# start of Entries provided
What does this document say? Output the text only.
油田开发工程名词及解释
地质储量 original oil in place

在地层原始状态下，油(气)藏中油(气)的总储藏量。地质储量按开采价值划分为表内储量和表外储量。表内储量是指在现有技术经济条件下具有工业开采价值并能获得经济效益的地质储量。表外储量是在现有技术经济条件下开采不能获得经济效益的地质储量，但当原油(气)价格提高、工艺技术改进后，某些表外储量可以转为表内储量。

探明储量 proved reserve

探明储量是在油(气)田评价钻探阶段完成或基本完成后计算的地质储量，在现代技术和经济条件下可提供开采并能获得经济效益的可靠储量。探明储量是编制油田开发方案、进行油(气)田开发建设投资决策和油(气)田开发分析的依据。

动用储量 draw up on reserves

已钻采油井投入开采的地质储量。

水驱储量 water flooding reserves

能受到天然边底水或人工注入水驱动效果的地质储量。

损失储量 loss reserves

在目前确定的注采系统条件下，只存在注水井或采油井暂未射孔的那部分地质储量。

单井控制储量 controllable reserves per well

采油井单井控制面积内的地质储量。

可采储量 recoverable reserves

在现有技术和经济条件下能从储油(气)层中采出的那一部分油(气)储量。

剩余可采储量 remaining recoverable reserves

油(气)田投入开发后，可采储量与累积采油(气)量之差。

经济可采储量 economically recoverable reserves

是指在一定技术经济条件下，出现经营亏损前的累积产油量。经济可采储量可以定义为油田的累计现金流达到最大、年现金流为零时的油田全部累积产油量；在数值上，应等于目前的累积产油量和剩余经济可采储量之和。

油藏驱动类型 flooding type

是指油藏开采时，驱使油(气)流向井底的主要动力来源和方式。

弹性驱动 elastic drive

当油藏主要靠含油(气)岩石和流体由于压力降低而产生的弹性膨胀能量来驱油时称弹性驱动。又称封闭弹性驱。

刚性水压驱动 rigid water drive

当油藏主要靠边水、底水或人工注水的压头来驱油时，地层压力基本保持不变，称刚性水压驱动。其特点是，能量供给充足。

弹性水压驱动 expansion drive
# end of Entries provided
Objective: Of the lines in this listing, report how many contain the string "reserves", and give the number only.

Solution for this exercise: 7